### What the exercise asks
Quote verbatim the lines of the material from the line containing "For every button, label, input, icon, or" up to and including the line containing "option-pear[interactable]: Pear Shape".

### Source data
·····

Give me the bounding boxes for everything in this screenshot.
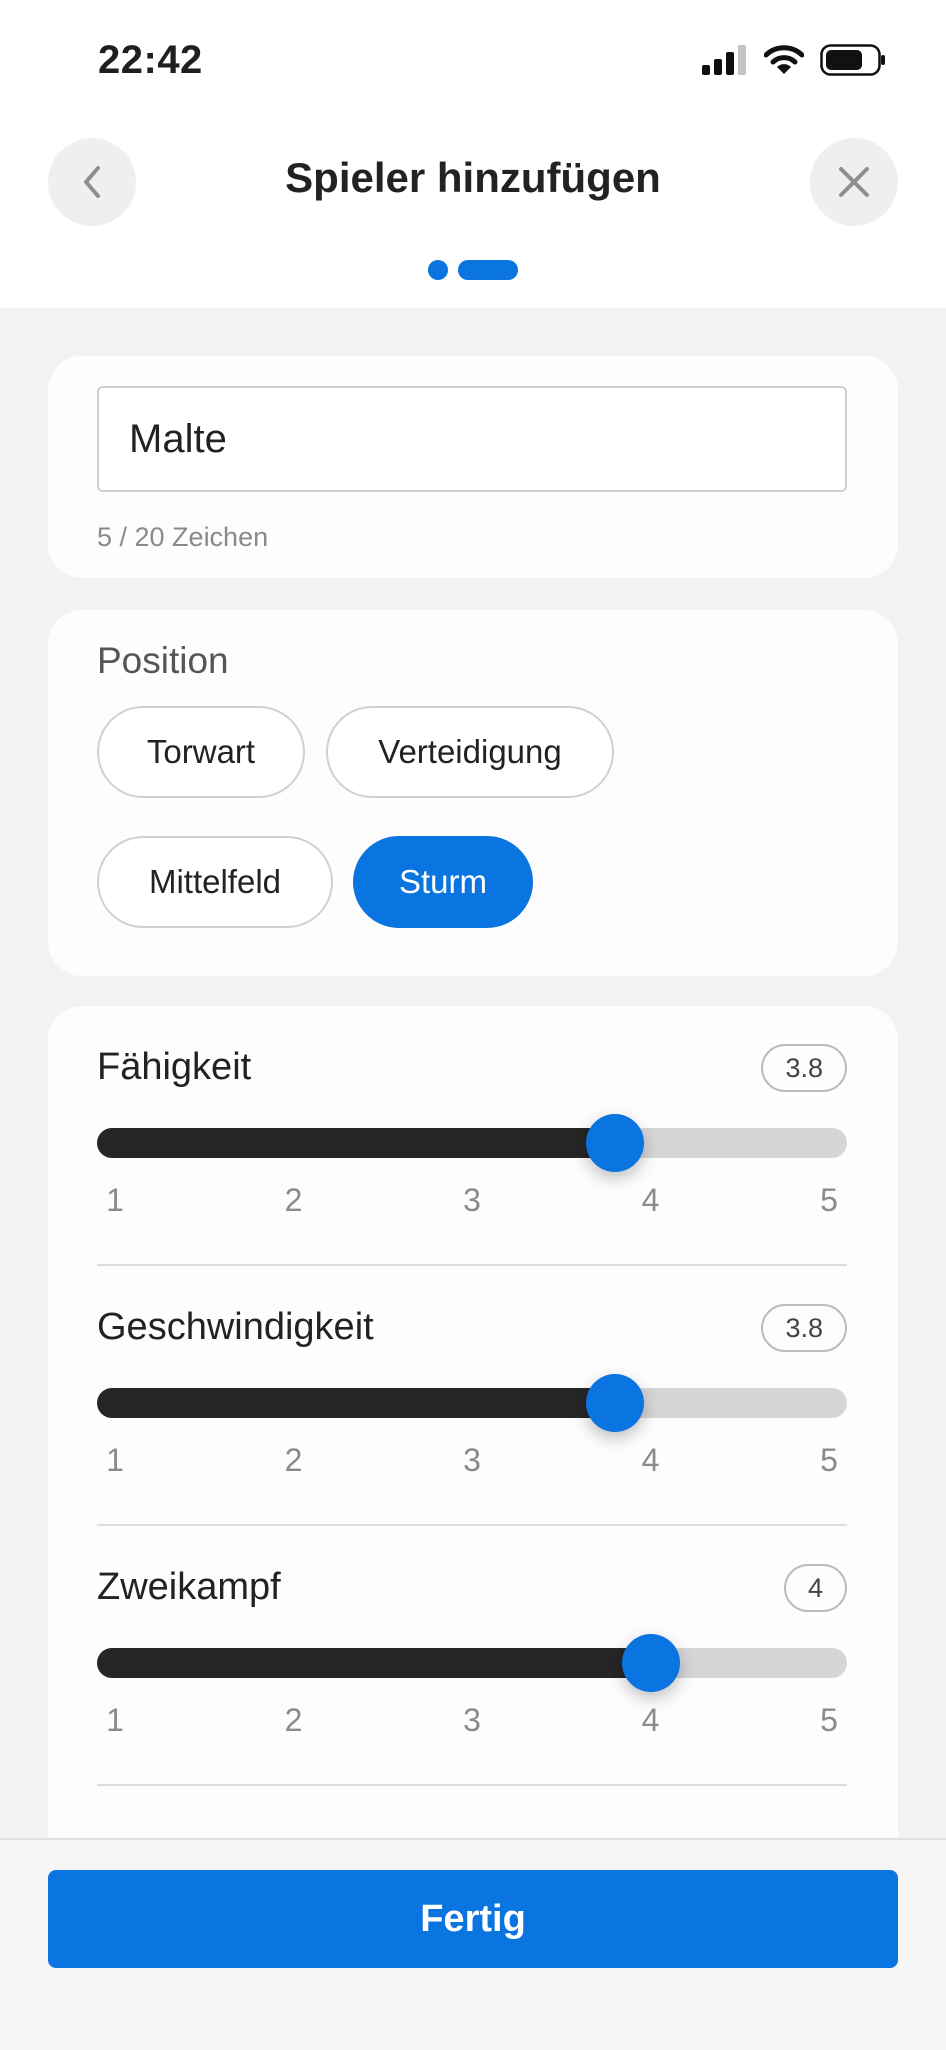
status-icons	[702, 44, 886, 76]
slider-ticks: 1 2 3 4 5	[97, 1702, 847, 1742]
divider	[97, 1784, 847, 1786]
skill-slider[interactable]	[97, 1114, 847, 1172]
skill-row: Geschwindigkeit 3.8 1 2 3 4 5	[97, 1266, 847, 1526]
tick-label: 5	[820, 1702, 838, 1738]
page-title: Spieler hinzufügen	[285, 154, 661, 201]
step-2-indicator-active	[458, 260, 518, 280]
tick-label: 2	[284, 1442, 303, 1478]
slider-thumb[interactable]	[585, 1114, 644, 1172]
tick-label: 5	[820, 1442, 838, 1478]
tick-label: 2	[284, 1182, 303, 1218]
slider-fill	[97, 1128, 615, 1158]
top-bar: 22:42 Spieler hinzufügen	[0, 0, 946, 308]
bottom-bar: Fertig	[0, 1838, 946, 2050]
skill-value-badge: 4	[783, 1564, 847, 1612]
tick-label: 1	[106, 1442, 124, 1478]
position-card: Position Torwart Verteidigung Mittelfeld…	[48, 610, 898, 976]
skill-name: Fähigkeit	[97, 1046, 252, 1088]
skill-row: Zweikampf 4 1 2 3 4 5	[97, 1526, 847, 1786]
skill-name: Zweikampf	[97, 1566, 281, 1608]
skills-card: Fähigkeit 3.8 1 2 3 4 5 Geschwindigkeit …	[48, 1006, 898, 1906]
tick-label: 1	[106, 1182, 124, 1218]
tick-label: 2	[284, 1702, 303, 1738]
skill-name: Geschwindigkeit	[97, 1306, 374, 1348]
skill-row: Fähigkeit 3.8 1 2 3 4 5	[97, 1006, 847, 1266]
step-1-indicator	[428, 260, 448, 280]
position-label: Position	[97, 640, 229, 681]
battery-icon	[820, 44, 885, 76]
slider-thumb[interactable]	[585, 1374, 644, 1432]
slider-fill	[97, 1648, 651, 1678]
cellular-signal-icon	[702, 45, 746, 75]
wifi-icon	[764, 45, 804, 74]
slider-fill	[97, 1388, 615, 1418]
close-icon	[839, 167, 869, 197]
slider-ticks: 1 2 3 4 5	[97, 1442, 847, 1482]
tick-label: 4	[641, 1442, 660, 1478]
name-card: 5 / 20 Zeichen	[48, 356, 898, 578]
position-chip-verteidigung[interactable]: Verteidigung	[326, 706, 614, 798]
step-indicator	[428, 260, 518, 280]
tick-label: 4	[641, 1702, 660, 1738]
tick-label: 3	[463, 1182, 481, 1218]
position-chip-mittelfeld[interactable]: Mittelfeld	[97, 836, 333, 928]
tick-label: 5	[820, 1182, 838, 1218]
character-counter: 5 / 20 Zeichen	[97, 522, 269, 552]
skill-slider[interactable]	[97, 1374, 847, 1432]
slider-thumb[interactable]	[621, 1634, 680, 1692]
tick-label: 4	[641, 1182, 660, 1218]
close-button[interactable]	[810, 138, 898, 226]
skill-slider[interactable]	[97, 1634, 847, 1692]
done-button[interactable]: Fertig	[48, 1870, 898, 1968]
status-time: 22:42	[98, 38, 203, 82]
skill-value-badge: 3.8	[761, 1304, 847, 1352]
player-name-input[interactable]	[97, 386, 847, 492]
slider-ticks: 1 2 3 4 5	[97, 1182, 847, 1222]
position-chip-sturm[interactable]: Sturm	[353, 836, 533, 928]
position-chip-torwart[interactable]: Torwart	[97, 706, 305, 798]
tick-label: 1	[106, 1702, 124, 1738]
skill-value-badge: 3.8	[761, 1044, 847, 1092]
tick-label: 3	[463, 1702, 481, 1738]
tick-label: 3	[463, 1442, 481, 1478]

·····

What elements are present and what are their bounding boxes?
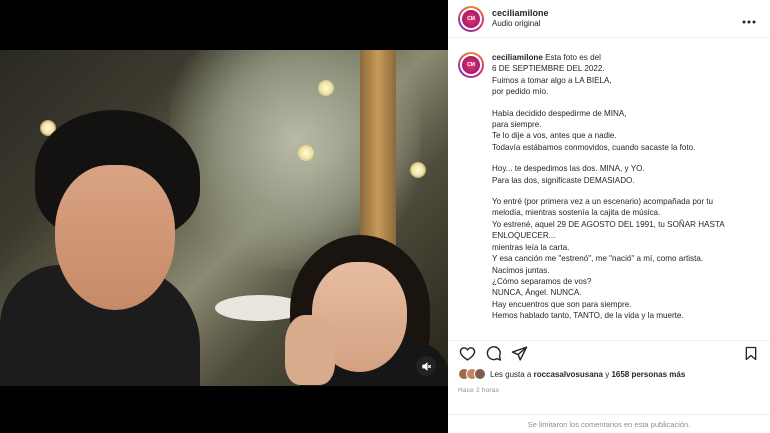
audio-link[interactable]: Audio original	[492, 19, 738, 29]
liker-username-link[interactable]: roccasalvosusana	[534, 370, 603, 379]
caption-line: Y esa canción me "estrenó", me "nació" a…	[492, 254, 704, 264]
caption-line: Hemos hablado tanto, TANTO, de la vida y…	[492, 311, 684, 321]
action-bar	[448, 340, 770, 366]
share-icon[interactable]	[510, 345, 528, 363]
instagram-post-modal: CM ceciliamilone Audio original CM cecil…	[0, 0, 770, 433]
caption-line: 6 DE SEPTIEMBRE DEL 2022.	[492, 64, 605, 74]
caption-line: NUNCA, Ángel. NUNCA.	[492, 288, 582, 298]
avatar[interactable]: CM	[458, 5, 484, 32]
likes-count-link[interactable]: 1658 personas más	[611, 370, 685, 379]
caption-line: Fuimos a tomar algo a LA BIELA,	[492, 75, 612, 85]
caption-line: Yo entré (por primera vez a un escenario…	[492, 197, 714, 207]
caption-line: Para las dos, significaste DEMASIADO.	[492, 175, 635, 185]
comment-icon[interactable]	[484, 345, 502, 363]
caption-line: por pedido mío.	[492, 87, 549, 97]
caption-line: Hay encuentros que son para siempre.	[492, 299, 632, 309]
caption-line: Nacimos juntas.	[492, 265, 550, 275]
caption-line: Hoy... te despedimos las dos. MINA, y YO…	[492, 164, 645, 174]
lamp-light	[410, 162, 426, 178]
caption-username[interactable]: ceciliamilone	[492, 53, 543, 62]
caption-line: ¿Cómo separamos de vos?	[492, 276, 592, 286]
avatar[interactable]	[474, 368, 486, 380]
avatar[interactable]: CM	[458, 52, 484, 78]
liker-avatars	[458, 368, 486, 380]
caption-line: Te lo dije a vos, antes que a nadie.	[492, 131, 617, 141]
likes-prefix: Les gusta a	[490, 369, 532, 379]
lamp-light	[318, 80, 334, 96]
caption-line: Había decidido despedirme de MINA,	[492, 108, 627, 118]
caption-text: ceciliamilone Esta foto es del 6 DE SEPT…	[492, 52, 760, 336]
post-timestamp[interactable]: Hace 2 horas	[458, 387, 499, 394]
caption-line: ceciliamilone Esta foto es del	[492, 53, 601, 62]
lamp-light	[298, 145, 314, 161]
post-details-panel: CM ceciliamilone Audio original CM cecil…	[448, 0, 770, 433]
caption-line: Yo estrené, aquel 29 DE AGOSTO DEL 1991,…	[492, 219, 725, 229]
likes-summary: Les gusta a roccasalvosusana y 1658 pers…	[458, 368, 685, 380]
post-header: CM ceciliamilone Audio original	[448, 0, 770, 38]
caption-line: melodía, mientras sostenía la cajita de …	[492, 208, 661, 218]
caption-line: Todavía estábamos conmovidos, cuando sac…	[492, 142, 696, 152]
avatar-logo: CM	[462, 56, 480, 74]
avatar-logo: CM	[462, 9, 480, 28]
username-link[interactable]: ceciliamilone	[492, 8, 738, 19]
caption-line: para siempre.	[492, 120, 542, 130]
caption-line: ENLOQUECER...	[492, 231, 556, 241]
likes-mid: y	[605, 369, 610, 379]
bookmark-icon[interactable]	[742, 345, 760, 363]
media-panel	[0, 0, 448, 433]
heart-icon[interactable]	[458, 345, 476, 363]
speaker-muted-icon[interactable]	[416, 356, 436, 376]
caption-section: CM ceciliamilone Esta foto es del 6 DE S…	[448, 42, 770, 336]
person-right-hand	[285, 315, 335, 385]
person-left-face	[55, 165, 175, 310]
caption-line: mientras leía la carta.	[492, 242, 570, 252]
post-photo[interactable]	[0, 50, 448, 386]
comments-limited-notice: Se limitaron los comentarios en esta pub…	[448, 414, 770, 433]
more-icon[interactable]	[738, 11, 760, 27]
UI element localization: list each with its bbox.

·····

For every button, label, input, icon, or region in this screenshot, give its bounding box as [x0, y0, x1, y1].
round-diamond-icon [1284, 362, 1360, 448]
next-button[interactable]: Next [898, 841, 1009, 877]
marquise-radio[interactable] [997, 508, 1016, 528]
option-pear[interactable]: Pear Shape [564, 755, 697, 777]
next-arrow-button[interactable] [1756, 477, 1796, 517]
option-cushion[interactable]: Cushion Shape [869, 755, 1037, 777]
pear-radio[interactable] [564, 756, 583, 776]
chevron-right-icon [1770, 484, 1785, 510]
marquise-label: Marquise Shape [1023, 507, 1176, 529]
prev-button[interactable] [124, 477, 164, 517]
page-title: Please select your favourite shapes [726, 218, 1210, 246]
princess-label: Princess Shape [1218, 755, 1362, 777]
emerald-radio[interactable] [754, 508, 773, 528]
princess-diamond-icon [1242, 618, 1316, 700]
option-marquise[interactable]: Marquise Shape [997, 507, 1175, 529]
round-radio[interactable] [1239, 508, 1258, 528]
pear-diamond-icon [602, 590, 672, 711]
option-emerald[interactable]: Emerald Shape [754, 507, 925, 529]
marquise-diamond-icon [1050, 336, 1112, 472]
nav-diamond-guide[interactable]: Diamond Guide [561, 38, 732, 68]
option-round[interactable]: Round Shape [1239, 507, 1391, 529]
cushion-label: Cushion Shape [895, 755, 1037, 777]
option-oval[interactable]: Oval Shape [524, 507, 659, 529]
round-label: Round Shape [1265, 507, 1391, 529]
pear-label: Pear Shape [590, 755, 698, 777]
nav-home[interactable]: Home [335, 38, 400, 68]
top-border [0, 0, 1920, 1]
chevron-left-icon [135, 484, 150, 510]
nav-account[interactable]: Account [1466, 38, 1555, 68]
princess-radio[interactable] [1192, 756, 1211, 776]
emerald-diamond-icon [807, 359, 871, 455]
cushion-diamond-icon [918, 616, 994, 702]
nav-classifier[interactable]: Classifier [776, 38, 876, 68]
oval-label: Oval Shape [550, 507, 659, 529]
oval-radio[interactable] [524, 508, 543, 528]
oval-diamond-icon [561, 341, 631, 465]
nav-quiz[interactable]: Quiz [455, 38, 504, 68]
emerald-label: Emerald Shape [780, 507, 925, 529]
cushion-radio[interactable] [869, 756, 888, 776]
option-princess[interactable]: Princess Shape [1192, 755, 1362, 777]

·····

### Task response
For every button, label, input, icon, or region in this screenshot, give its bounding box as [x0, y0, x1, y1].
round-diamond-icon [1284, 362, 1360, 448]
next-button[interactable]: Next [898, 841, 1009, 877]
marquise-radio[interactable] [997, 508, 1016, 528]
option-pear[interactable]: Pear Shape [564, 755, 697, 777]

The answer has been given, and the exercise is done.